::: Supplied material :::

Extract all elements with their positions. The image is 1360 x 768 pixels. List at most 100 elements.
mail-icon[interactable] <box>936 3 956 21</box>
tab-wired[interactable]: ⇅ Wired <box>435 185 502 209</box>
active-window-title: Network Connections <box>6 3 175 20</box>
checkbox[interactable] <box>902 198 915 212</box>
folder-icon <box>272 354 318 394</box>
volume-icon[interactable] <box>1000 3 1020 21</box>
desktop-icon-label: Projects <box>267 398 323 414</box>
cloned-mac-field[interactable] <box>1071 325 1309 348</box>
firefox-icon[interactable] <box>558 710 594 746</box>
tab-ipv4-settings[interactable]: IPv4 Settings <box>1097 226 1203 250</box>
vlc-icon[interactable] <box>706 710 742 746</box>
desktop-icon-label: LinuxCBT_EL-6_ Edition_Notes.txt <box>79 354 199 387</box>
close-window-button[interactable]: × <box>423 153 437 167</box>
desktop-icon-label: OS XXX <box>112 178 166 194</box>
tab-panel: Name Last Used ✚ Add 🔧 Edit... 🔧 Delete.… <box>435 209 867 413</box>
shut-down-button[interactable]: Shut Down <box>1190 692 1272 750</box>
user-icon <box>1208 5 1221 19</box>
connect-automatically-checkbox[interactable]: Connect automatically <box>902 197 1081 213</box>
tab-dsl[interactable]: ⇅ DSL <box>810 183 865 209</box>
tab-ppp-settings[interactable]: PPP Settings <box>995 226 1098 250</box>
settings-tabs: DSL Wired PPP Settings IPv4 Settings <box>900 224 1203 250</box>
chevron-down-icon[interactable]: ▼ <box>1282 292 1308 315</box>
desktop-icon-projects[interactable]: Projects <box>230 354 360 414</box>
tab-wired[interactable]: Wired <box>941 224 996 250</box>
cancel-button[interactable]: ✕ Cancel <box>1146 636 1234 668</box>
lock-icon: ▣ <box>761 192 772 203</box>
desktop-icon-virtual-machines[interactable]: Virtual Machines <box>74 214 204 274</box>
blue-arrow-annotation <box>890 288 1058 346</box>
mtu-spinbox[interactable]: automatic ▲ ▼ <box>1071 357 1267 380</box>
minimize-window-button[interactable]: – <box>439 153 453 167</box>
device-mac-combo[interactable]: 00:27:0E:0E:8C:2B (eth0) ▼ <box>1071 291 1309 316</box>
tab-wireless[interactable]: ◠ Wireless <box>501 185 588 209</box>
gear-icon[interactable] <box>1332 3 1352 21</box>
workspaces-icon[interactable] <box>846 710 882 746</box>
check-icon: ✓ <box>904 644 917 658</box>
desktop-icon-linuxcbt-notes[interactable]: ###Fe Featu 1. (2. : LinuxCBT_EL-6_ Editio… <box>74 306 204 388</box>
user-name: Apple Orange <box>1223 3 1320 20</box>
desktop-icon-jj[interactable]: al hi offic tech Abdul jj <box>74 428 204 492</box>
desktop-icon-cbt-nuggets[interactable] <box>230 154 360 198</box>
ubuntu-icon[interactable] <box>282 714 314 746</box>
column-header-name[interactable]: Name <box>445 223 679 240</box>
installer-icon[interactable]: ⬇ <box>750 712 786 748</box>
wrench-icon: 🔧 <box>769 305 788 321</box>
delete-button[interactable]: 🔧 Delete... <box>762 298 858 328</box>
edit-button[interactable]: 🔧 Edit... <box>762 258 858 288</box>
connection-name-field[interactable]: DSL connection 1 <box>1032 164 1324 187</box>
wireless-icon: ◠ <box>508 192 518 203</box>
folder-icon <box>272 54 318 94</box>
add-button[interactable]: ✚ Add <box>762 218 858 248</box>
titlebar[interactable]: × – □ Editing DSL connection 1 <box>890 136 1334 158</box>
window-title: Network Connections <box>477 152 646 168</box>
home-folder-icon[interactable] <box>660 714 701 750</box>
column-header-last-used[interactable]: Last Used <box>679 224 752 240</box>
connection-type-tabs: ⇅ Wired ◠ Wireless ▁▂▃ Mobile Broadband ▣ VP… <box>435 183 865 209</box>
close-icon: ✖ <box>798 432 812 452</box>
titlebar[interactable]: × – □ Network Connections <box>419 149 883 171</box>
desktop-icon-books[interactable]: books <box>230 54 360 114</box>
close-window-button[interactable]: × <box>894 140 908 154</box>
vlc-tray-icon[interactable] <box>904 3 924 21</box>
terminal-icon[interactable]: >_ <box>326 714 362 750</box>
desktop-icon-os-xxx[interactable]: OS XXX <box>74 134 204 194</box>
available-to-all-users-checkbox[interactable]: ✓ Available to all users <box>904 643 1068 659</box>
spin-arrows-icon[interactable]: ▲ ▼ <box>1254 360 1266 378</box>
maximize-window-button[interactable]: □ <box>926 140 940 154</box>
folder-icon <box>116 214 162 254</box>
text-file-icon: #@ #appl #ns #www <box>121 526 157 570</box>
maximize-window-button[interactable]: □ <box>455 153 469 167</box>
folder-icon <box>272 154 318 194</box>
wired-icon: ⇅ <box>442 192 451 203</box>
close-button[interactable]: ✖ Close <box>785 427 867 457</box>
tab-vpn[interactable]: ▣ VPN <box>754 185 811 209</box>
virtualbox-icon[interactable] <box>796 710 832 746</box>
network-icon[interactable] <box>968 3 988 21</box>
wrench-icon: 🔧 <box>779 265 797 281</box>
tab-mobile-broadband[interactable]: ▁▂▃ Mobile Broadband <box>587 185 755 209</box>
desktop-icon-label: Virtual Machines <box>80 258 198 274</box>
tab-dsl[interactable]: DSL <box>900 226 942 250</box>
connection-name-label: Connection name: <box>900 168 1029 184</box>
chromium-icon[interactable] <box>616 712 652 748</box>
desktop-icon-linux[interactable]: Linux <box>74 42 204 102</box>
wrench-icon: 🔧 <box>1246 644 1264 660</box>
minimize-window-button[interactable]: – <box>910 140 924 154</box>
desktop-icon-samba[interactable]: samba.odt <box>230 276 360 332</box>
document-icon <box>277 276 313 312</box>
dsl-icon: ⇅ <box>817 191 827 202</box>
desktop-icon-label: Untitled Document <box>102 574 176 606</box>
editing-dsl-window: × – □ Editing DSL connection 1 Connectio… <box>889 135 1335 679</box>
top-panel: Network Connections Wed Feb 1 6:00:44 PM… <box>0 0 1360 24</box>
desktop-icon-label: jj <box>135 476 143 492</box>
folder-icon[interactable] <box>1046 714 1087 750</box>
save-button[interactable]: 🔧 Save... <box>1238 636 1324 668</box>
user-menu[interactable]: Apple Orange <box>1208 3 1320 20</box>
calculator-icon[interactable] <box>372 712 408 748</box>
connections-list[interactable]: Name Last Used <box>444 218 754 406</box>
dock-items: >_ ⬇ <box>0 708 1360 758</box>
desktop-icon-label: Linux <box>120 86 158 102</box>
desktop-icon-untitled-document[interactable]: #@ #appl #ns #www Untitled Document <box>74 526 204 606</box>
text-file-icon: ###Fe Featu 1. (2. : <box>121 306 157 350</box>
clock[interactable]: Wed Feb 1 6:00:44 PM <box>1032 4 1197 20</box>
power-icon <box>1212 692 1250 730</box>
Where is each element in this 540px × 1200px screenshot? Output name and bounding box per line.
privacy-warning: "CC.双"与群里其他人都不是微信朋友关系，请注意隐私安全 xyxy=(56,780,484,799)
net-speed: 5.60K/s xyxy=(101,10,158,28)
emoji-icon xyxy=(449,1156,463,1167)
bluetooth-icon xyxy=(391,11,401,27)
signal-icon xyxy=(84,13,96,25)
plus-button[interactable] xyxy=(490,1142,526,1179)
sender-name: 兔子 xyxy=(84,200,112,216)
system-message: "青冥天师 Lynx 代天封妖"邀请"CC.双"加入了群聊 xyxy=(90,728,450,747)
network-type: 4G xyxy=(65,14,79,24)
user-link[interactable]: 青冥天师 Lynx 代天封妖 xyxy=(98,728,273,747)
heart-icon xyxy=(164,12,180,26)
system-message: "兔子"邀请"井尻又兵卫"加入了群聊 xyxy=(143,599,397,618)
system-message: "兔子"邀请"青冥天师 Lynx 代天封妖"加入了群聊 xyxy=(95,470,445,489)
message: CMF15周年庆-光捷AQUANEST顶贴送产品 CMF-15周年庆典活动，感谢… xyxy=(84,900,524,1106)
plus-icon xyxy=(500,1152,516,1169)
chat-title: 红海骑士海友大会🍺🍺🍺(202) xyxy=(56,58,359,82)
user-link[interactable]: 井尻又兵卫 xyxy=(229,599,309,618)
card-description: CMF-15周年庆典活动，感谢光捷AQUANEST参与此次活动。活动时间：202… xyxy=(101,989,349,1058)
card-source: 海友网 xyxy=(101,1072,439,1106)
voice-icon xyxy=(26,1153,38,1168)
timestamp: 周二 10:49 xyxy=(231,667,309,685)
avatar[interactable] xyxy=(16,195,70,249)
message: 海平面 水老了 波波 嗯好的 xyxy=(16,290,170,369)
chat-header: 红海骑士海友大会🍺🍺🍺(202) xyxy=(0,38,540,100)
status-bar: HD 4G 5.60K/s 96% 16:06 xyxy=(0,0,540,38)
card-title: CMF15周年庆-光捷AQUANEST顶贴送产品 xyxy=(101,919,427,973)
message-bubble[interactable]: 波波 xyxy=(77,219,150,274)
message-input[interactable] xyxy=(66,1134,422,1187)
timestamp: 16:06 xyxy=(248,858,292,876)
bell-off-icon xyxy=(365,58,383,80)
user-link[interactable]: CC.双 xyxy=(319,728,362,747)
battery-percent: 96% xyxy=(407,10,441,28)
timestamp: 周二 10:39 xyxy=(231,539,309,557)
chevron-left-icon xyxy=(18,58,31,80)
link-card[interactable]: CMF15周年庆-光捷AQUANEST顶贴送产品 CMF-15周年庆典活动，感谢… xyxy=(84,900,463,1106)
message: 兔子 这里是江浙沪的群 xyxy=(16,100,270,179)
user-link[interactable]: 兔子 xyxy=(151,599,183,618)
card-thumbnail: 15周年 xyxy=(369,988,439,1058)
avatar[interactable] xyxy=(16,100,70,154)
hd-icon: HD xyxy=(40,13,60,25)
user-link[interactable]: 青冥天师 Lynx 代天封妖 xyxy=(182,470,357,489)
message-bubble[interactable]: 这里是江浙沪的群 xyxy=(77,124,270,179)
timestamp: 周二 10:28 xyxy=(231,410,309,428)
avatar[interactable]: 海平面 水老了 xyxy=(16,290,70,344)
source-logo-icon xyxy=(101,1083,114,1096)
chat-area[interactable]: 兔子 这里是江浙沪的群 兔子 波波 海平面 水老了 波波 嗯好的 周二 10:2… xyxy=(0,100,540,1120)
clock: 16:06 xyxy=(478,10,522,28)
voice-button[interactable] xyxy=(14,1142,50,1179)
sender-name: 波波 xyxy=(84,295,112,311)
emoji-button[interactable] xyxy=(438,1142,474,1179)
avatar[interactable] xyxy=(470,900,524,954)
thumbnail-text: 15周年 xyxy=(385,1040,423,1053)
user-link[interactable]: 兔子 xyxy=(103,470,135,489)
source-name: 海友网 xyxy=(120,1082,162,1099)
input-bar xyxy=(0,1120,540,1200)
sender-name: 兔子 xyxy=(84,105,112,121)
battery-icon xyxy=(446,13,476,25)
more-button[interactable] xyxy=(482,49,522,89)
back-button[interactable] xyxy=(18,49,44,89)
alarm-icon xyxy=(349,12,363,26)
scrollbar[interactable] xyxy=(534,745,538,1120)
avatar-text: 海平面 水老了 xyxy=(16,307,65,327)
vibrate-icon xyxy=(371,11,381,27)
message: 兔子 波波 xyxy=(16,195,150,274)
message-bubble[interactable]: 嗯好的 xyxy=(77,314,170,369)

:::

* **Task**
Take everything from the start of the records down to the line containing "active-window-title: Network Connections", swap "interactable" for "clickable", and write those lines out again with nothing else changed.

* **Problem solution**
Extract all elements with their positions. The image is 1360 x 768 pixels. List at most 100 elements.
mail-icon[clickable] <box>936 3 956 21</box>
tab-wired[clickable]: ⇅ Wired <box>435 185 502 209</box>
active-window-title: Network Connections <box>6 3 175 20</box>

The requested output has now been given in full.